- **Request**
Copy the lines starting at the one that has "x-tick-label: 2025 bbox=[1542, 748, 1593, 772]" and ending after the one that has "legend-label: Liraglutide bbox=[495, 275, 607, 299]", substituting "key-label" for every "legend-label" and keeping everything else unchanged.

- **Material to process**
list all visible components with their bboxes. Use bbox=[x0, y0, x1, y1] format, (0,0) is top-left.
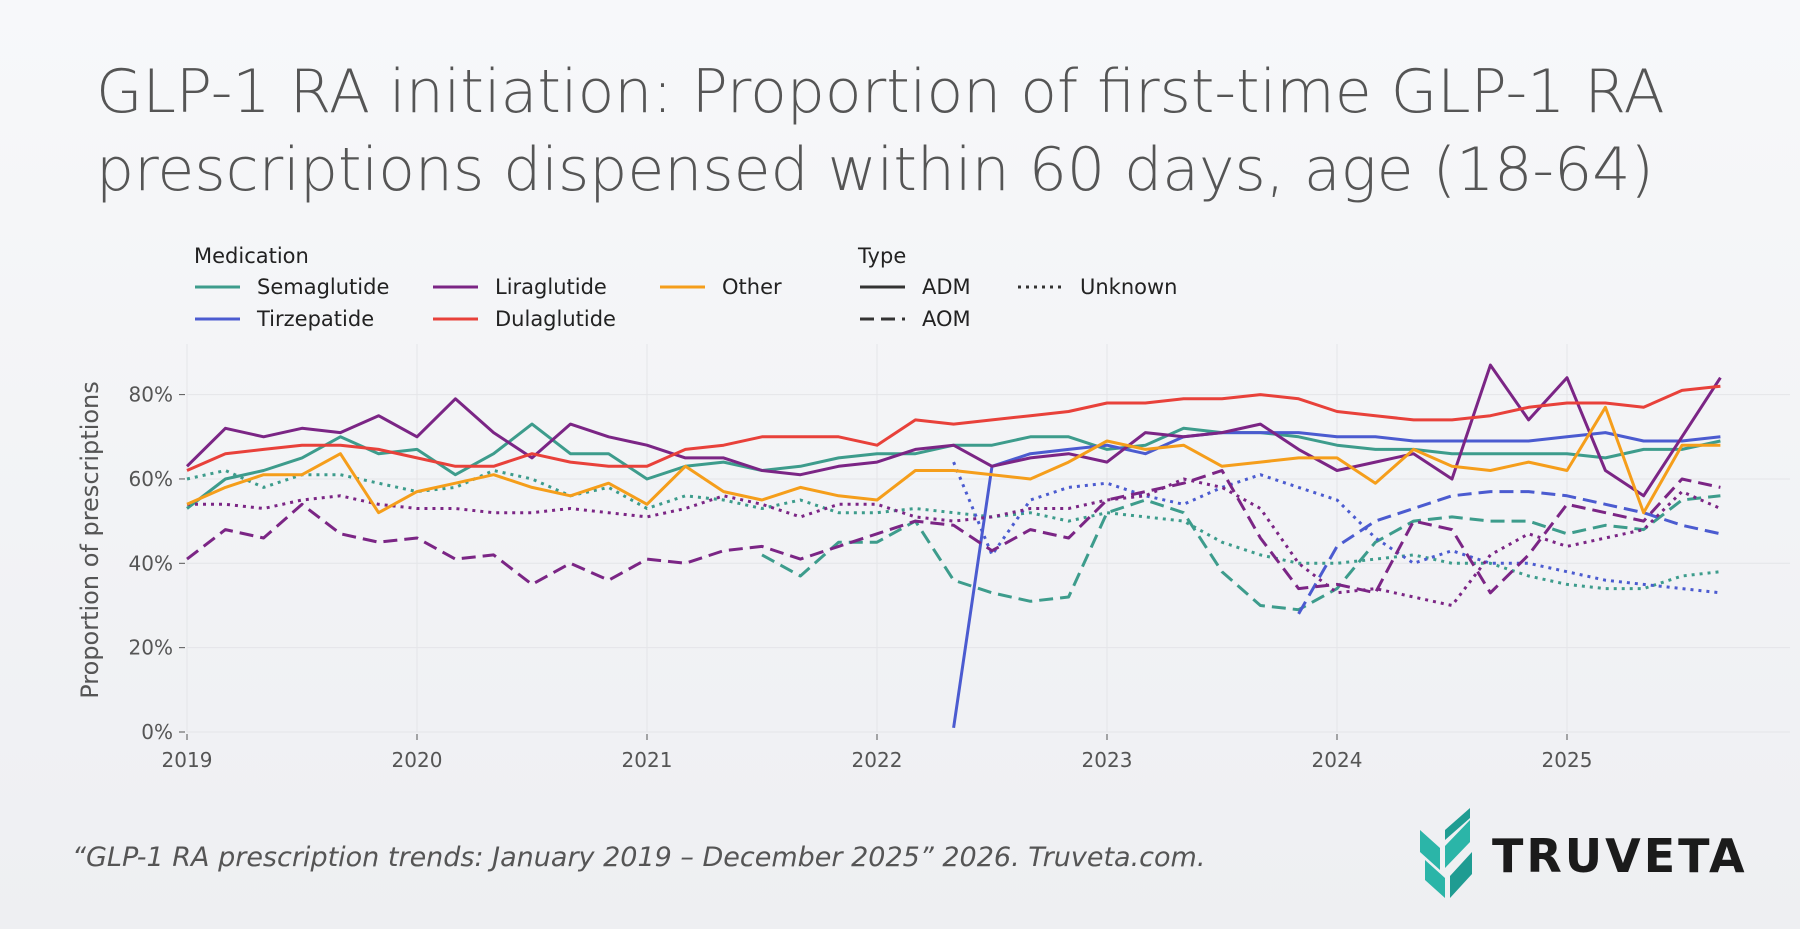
x-tick-label: 2025 bbox=[1542, 748, 1593, 772]
series-line bbox=[186, 469, 1721, 591]
y-tick-label: 40% bbox=[129, 551, 173, 575]
chart-title: prescriptions dispensed within 60 days, … bbox=[96, 135, 1654, 205]
logo-icon bbox=[1420, 808, 1472, 898]
series-line bbox=[952, 431, 1721, 729]
y-tick-label: 0% bbox=[141, 720, 173, 744]
y-tick-label: 60% bbox=[129, 467, 173, 491]
x-tick-label: 2021 bbox=[622, 748, 673, 772]
legend-label: Unknown bbox=[1080, 275, 1177, 299]
legend-label: Other bbox=[722, 275, 782, 299]
chart-title: GLP-1 RA initiation: Proportion of first… bbox=[96, 57, 1665, 127]
series-line bbox=[186, 469, 1721, 595]
legend-label: ADM bbox=[922, 275, 971, 299]
x-tick-label: 2020 bbox=[392, 748, 443, 772]
source-note: “GLP-1 RA prescription trends: January 2… bbox=[72, 842, 1205, 873]
series-line bbox=[185, 363, 1722, 498]
legend-label: Semaglutide bbox=[257, 275, 389, 299]
series-line bbox=[761, 494, 1721, 612]
legend-label: Dulaglutide bbox=[495, 307, 616, 331]
legend-title: Medication bbox=[194, 244, 309, 268]
legend-label: Liraglutide bbox=[495, 275, 607, 299]
series-line bbox=[187, 477, 1722, 607]
legend-label: AOM bbox=[922, 307, 971, 331]
x-tick-label: 2022 bbox=[852, 748, 903, 772]
y-axis-label: Proportion of prescriptions bbox=[76, 381, 104, 699]
series-line bbox=[952, 461, 1721, 595]
y-tick-label: 20% bbox=[129, 636, 173, 660]
x-tick-label: 2023 bbox=[1082, 748, 1133, 772]
y-tick-label: 80% bbox=[129, 383, 173, 407]
x-tick-label: 2024 bbox=[1312, 748, 1363, 772]
legend-label: Tirzepatide bbox=[256, 307, 374, 331]
series-line bbox=[1297, 490, 1721, 615]
series-line bbox=[186, 405, 1721, 515]
x-tick-label: 2019 bbox=[162, 748, 213, 772]
series-line bbox=[186, 384, 1721, 472]
logo-text: TRUVETA bbox=[1492, 829, 1748, 883]
legend-title: Type bbox=[857, 244, 906, 268]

- **Written answer**
x-tick-label: 2025 bbox=[1542, 748, 1593, 772]
series-line bbox=[186, 469, 1721, 591]
y-tick-label: 40% bbox=[129, 551, 173, 575]
chart-title: prescriptions dispensed within 60 days, … bbox=[96, 135, 1654, 205]
logo-icon bbox=[1420, 808, 1472, 898]
series-line bbox=[952, 431, 1721, 729]
y-tick-label: 0% bbox=[141, 720, 173, 744]
y-tick-label: 60% bbox=[129, 467, 173, 491]
x-tick-label: 2021 bbox=[622, 748, 673, 772]
key-label: Unknown bbox=[1080, 275, 1177, 299]
key-label: Other bbox=[722, 275, 782, 299]
chart-title: GLP-1 RA initiation: Proportion of first… bbox=[96, 57, 1665, 127]
series-line bbox=[186, 469, 1721, 595]
key-label: ADM bbox=[922, 275, 971, 299]
x-tick-label: 2020 bbox=[392, 748, 443, 772]
source-note: “GLP-1 RA prescription trends: January 2… bbox=[72, 842, 1205, 873]
series-line bbox=[185, 363, 1722, 498]
key-label: Semaglutide bbox=[257, 275, 389, 299]
series-line bbox=[761, 494, 1721, 612]
key-label: Dulaglutide bbox=[495, 307, 616, 331]
legend-title: Medication bbox=[194, 244, 309, 268]
key-label: Liraglutide bbox=[495, 275, 607, 299]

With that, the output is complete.